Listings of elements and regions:
********************

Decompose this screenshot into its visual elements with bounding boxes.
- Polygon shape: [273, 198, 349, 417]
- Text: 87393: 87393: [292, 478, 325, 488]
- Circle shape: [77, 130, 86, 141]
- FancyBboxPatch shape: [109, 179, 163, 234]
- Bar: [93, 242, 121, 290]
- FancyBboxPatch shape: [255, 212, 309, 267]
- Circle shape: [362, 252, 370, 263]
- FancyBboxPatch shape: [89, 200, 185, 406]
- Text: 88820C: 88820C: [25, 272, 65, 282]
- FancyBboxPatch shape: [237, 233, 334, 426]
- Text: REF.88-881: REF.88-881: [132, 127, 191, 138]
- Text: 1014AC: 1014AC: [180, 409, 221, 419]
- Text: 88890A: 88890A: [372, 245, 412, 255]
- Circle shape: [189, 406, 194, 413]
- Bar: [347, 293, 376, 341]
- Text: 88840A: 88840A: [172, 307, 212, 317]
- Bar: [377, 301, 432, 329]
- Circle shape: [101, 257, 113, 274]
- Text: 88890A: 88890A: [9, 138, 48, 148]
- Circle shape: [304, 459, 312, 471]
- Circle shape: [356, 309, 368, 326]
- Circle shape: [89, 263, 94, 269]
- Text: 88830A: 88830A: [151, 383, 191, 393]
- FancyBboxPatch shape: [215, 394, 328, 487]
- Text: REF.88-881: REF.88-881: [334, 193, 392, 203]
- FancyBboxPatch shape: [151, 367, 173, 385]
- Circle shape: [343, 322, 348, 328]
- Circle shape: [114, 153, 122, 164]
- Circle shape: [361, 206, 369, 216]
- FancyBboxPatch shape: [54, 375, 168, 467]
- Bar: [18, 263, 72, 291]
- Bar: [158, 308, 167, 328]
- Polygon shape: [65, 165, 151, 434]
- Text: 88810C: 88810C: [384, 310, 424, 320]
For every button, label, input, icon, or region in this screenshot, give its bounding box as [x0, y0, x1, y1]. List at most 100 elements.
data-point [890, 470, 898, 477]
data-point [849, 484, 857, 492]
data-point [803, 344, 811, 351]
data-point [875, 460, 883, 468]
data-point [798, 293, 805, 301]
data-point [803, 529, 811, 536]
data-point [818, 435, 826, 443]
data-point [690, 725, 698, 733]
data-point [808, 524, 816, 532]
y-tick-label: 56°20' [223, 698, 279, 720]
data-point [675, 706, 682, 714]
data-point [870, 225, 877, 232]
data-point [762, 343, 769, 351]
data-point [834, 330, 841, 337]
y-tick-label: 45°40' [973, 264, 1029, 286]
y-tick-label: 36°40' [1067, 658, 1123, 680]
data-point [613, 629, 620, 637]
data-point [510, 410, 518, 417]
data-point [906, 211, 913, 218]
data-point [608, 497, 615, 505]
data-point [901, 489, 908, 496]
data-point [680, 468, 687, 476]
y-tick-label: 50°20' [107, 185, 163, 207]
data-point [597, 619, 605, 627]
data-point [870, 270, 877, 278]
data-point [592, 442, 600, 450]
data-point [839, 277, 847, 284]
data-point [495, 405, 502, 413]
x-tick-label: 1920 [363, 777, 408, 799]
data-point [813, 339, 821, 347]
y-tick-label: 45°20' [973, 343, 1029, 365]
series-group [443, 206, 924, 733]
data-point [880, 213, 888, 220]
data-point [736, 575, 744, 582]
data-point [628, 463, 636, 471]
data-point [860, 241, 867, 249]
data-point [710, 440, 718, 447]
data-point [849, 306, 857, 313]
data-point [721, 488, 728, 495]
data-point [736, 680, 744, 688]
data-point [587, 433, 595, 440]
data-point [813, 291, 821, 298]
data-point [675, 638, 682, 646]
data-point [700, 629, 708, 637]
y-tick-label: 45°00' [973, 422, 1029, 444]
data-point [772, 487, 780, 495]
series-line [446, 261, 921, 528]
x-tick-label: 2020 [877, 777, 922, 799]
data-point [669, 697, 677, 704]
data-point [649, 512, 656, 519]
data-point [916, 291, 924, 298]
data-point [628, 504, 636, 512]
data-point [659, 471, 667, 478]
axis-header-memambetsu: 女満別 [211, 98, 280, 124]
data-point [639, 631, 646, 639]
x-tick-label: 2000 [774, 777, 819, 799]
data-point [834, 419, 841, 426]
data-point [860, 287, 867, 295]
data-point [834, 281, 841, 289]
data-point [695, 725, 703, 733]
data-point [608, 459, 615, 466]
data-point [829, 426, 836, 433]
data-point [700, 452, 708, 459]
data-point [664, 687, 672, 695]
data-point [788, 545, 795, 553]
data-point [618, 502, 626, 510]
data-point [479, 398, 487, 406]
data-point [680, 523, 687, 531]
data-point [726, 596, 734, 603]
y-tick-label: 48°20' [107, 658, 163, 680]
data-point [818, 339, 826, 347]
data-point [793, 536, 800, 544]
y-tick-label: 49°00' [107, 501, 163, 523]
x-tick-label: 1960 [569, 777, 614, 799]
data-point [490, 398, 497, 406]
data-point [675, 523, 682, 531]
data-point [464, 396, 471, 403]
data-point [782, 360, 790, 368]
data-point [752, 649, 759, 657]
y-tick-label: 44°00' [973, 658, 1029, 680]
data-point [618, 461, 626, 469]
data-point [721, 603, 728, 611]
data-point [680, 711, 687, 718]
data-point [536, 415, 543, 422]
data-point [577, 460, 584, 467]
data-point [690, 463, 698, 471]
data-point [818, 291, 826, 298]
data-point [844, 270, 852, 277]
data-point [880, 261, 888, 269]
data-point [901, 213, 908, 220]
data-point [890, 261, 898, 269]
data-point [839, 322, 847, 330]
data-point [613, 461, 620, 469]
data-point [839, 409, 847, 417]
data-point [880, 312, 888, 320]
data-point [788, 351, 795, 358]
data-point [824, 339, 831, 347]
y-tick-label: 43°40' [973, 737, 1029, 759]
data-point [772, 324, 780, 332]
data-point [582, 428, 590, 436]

********************

*What is being asked:*
Write out every one of the lines above, reproducing each character without alteration.

*The response:*
Decompose this screenshot into its visual elements with bounding boxes.
- Polygon shape: [273, 198, 349, 417]
- Text: 87393: 87393: [292, 478, 325, 488]
- Circle shape: [77, 130, 86, 141]
- FancyBboxPatch shape: [109, 179, 163, 234]
- Bar: [93, 242, 121, 290]
- FancyBboxPatch shape: [255, 212, 309, 267]
- Circle shape: [362, 252, 370, 263]
- FancyBboxPatch shape: [89, 200, 185, 406]
- Text: 88820C: 88820C: [25, 272, 65, 282]
- FancyBboxPatch shape: [237, 233, 334, 426]
- Text: REF.88-881: REF.88-881: [132, 127, 191, 138]
- Text: 1014AC: 1014AC: [180, 409, 221, 419]
- Text: 88890A: 88890A: [372, 245, 412, 255]
- Circle shape: [189, 406, 194, 413]
- Bar: [347, 293, 376, 341]
- Text: 88840A: 88840A: [172, 307, 212, 317]
- Bar: [377, 301, 432, 329]
- Circle shape: [101, 257, 113, 274]
- Text: 88890A: 88890A: [9, 138, 48, 148]
- Circle shape: [304, 459, 312, 471]
- Circle shape: [356, 309, 368, 326]
- Circle shape: [89, 263, 94, 269]
- Text: 88830A: 88830A: [151, 383, 191, 393]
- FancyBboxPatch shape: [215, 394, 328, 487]
- Text: REF.88-881: REF.88-881: [334, 193, 392, 203]
- FancyBboxPatch shape: [151, 367, 173, 385]
- Circle shape: [343, 322, 348, 328]
- Circle shape: [114, 153, 122, 164]
- Circle shape: [361, 206, 369, 216]
- FancyBboxPatch shape: [54, 375, 168, 467]
- Bar: [18, 263, 72, 291]
- Bar: [158, 308, 167, 328]
- Polygon shape: [65, 165, 151, 434]
- Text: 88810C: 88810C: [384, 310, 424, 320]
For every button, label, input, icon, or region in this screenshot, give its bounding box as [x0, y0, x1, y1]. List at most 100 elements.
data-point [890, 470, 898, 477]
data-point [849, 484, 857, 492]
data-point [803, 344, 811, 351]
data-point [875, 460, 883, 468]
data-point [798, 293, 805, 301]
data-point [803, 529, 811, 536]
data-point [818, 435, 826, 443]
data-point [690, 725, 698, 733]
data-point [808, 524, 816, 532]
y-tick-label: 56°20' [223, 698, 279, 720]
data-point [675, 706, 682, 714]
data-point [870, 225, 877, 232]
data-point [762, 343, 769, 351]
data-point [834, 330, 841, 337]
y-tick-label: 45°40' [973, 264, 1029, 286]
y-tick-label: 36°40' [1067, 658, 1123, 680]
data-point [613, 629, 620, 637]
data-point [510, 410, 518, 417]
data-point [906, 211, 913, 218]
data-point [608, 497, 615, 505]
data-point [901, 489, 908, 496]
data-point [680, 468, 687, 476]
y-tick-label: 50°20' [107, 185, 163, 207]
data-point [597, 619, 605, 627]
data-point [870, 270, 877, 278]
data-point [592, 442, 600, 450]
data-point [839, 277, 847, 284]
data-point [495, 405, 502, 413]
x-tick-label: 1920 [363, 777, 408, 799]
data-point [813, 339, 821, 347]
y-tick-label: 45°20' [973, 343, 1029, 365]
series-group [443, 206, 924, 733]
data-point [880, 213, 888, 220]
data-point [736, 575, 744, 582]
data-point [628, 463, 636, 471]
data-point [860, 241, 867, 249]
data-point [710, 440, 718, 447]
data-point [849, 306, 857, 313]
data-point [721, 488, 728, 495]
data-point [736, 680, 744, 688]
data-point [587, 433, 595, 440]
data-point [813, 291, 821, 298]
data-point [675, 638, 682, 646]
data-point [700, 629, 708, 637]
y-tick-label: 45°00' [973, 422, 1029, 444]
data-point [772, 487, 780, 495]
series-line [446, 261, 921, 528]
x-tick-label: 2020 [877, 777, 922, 799]
data-point [669, 697, 677, 704]
data-point [649, 512, 656, 519]
data-point [916, 291, 924, 298]
data-point [628, 504, 636, 512]
data-point [659, 471, 667, 478]
axis-header-memambetsu: 女満別 [211, 98, 280, 124]
data-point [639, 631, 646, 639]
x-tick-label: 2000 [774, 777, 819, 799]
data-point [834, 419, 841, 426]
data-point [860, 287, 867, 295]
data-point [834, 281, 841, 289]
data-point [695, 725, 703, 733]
data-point [608, 459, 615, 466]
data-point [829, 426, 836, 433]
data-point [700, 452, 708, 459]
data-point [664, 687, 672, 695]
data-point [788, 545, 795, 553]
data-point [618, 502, 626, 510]
data-point [479, 398, 487, 406]
data-point [680, 523, 687, 531]
data-point [726, 596, 734, 603]
y-tick-label: 48°20' [107, 658, 163, 680]
data-point [818, 339, 826, 347]
data-point [793, 536, 800, 544]
y-tick-label: 49°00' [107, 501, 163, 523]
x-tick-label: 1960 [569, 777, 614, 799]
data-point [490, 398, 497, 406]
data-point [675, 523, 682, 531]
data-point [464, 396, 471, 403]
data-point [782, 360, 790, 368]
data-point [752, 649, 759, 657]
y-tick-label: 44°00' [973, 658, 1029, 680]
data-point [618, 461, 626, 469]
data-point [721, 603, 728, 611]
data-point [680, 711, 687, 718]
data-point [536, 415, 543, 422]
data-point [577, 460, 584, 467]
data-point [690, 463, 698, 471]
data-point [818, 291, 826, 298]
data-point [844, 270, 852, 277]
data-point [880, 261, 888, 269]
data-point [901, 213, 908, 220]
data-point [890, 261, 898, 269]
data-point [839, 322, 847, 330]
data-point [613, 461, 620, 469]
data-point [839, 409, 847, 417]
data-point [880, 312, 888, 320]
data-point [788, 351, 795, 358]
data-point [824, 339, 831, 347]
y-tick-label: 43°40' [973, 737, 1029, 759]
data-point [772, 324, 780, 332]
data-point [582, 428, 590, 436]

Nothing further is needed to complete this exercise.